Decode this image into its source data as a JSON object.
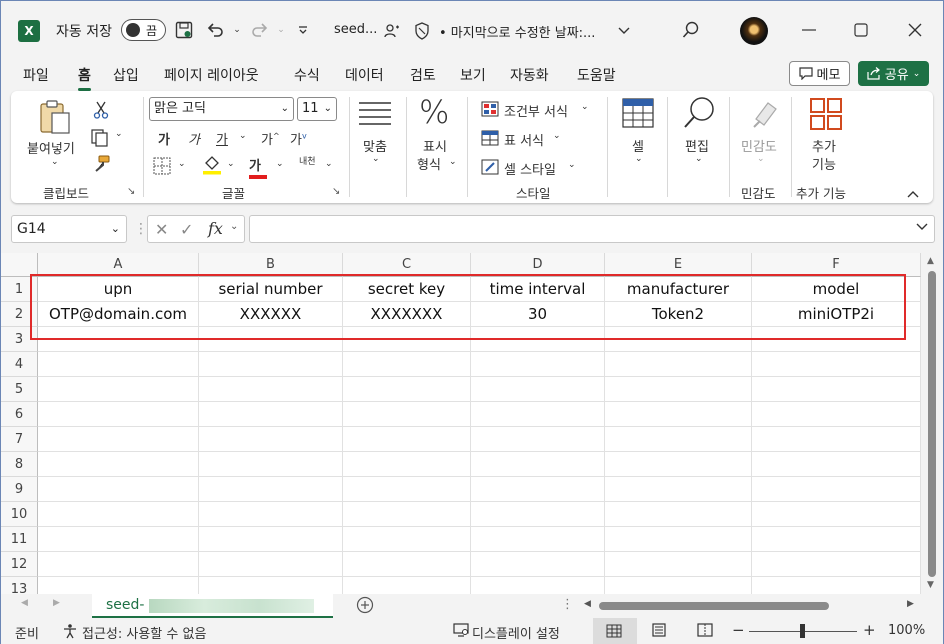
{
  "titlebar": {
    "autosave_label": "자동 저장",
    "autosave_state": "끔",
    "filename": "seed...",
    "save_status": "• 마지막으로 수정한 날짜:...",
    "app_icon_letter": "X"
  },
  "menu": {
    "tabs": [
      "파일",
      "홈",
      "삽입",
      "페이지 레이아웃",
      "수식",
      "데이터",
      "검토",
      "보기",
      "자동화",
      "도움말"
    ],
    "active_tab": "홈",
    "memo_label": "메모",
    "share_label": "공유"
  },
  "ribbon": {
    "clipboard": {
      "paste_label": "붙여넣기",
      "group_label": "클립보드"
    },
    "font": {
      "font_name": "맑은 고딕",
      "font_size": "11",
      "bold": "가",
      "italic": "가",
      "underline": "가",
      "grow": "가",
      "shrink": "가",
      "font_color_glyph": "가",
      "phonetic": "내천",
      "group_label": "글꼴"
    },
    "alignment": {
      "label": "맞춤"
    },
    "number": {
      "label_line1": "표시",
      "label_line2": "형식",
      "glyph": "%"
    },
    "styles": {
      "conditional": "조건부 서식",
      "table": "표 서식",
      "cell_style": "셀 스타일",
      "group_label": "스타일"
    },
    "cells": {
      "label": "셀"
    },
    "editing": {
      "label": "편집"
    },
    "sensitivity": {
      "label": "민감도",
      "group_label": "민감도"
    },
    "addins": {
      "label_line1": "추가",
      "label_line2": "기능",
      "group_label": "추가 기능"
    }
  },
  "formula_bar": {
    "name_box": "G14",
    "fx": "fx",
    "formula": ""
  },
  "grid": {
    "columns": [
      "A",
      "B",
      "C",
      "D",
      "E",
      "F"
    ],
    "rows": [
      "1",
      "2",
      "3",
      "4",
      "5",
      "6",
      "7",
      "8",
      "9",
      "10",
      "11",
      "12",
      "13"
    ],
    "cells": [
      [
        "upn",
        "serial number",
        "secret key",
        "time interval",
        "manufacturer",
        "model"
      ],
      [
        "OTP@domain.com",
        "XXXXXX",
        "XXXXXXX",
        "30",
        "Token2",
        "miniOTP2i"
      ]
    ]
  },
  "sheets": {
    "active_tab": "seed-"
  },
  "statusbar": {
    "ready": "준비",
    "accessibility": "접근성: 사용할 수 없음",
    "display_settings": "디스플레이 설정",
    "zoom": "100%"
  },
  "colors": {
    "accent": "#1e7145",
    "highlight_border": "#e02a2a"
  }
}
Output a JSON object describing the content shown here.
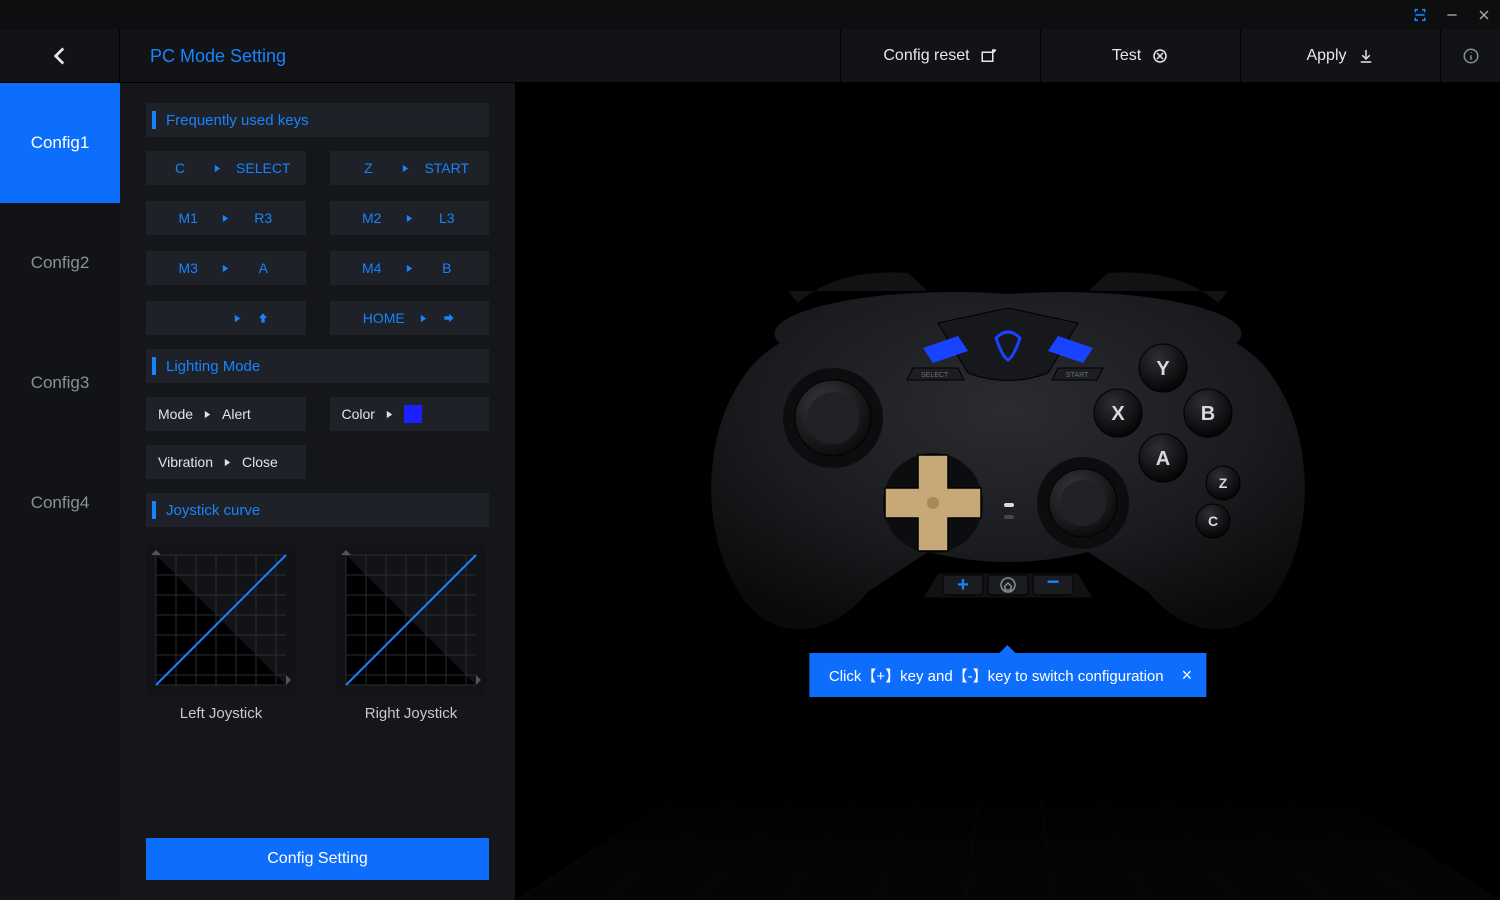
{
  "titlebar": {
    "window_control_min": "−",
    "window_control_close": "×"
  },
  "topbar": {
    "title": "PC Mode Setting",
    "config_reset": "Config reset",
    "test": "Test",
    "apply": "Apply"
  },
  "tabs": [
    "Config1",
    "Config2",
    "Config3",
    "Config4"
  ],
  "active_tab_index": 0,
  "sections": {
    "frequent": "Frequently used keys",
    "lighting": "Lighting Mode",
    "curve": "Joystick curve"
  },
  "key_mappings": [
    {
      "from": "C",
      "to": "SELECT"
    },
    {
      "from": "Z",
      "to": "START"
    },
    {
      "from": "M1",
      "to": "R3"
    },
    {
      "from": "M2",
      "to": "L3"
    },
    {
      "from": "M3",
      "to": "A"
    },
    {
      "from": "M4",
      "to": "B"
    },
    {
      "from_icon": "",
      "to_icon": "arrow-up"
    },
    {
      "from": "HOME",
      "to_icon": "arrow-right"
    }
  ],
  "lighting": {
    "mode_label": "Mode",
    "mode_value": "Alert",
    "color_label": "Color",
    "color_value": "#1a20ff",
    "vibration_label": "Vibration",
    "vibration_value": "Close"
  },
  "curves": {
    "left_label": "Left Joystick",
    "right_label": "Right Joystick"
  },
  "config_setting_button": "Config Setting",
  "tooltip_text": "Click【+】key and【-】key to switch configuration",
  "chart_data": [
    {
      "type": "line",
      "title": "Left Joystick",
      "xlabel": "",
      "ylabel": "",
      "xlim": [
        0,
        1
      ],
      "ylim": [
        0,
        1
      ],
      "x": [
        0,
        1
      ],
      "y": [
        0,
        1
      ]
    },
    {
      "type": "line",
      "title": "Right Joystick",
      "xlabel": "",
      "ylabel": "",
      "xlim": [
        0,
        1
      ],
      "ylim": [
        0,
        1
      ],
      "x": [
        0,
        1
      ],
      "y": [
        0,
        1
      ]
    }
  ]
}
━━━━
## Task requirements
Omit the pictures, and please restate word for word the lines running from the line with "Output a JSON" to the end of the entries.

## Correct response
Output a JSON object describing the content shown here.
{
  "titlebar": {
    "window_control_min": "−",
    "window_control_close": "×"
  },
  "topbar": {
    "title": "PC Mode Setting",
    "config_reset": "Config reset",
    "test": "Test",
    "apply": "Apply"
  },
  "tabs": [
    "Config1",
    "Config2",
    "Config3",
    "Config4"
  ],
  "active_tab_index": 0,
  "sections": {
    "frequent": "Frequently used keys",
    "lighting": "Lighting Mode",
    "curve": "Joystick curve"
  },
  "key_mappings": [
    {
      "from": "C",
      "to": "SELECT"
    },
    {
      "from": "Z",
      "to": "START"
    },
    {
      "from": "M1",
      "to": "R3"
    },
    {
      "from": "M2",
      "to": "L3"
    },
    {
      "from": "M3",
      "to": "A"
    },
    {
      "from": "M4",
      "to": "B"
    },
    {
      "from_icon": "",
      "to_icon": "arrow-up"
    },
    {
      "from": "HOME",
      "to_icon": "arrow-right"
    }
  ],
  "lighting": {
    "mode_label": "Mode",
    "mode_value": "Alert",
    "color_label": "Color",
    "color_value": "#1a20ff",
    "vibration_label": "Vibration",
    "vibration_value": "Close"
  },
  "curves": {
    "left_label": "Left Joystick",
    "right_label": "Right Joystick"
  },
  "config_setting_button": "Config Setting",
  "tooltip_text": "Click【+】key and【-】key to switch configuration",
  "chart_data": [
    {
      "type": "line",
      "title": "Left Joystick",
      "xlabel": "",
      "ylabel": "",
      "xlim": [
        0,
        1
      ],
      "ylim": [
        0,
        1
      ],
      "x": [
        0,
        1
      ],
      "y": [
        0,
        1
      ]
    },
    {
      "type": "line",
      "title": "Right Joystick",
      "xlabel": "",
      "ylabel": "",
      "xlim": [
        0,
        1
      ],
      "ylim": [
        0,
        1
      ],
      "x": [
        0,
        1
      ],
      "y": [
        0,
        1
      ]
    }
  ]
}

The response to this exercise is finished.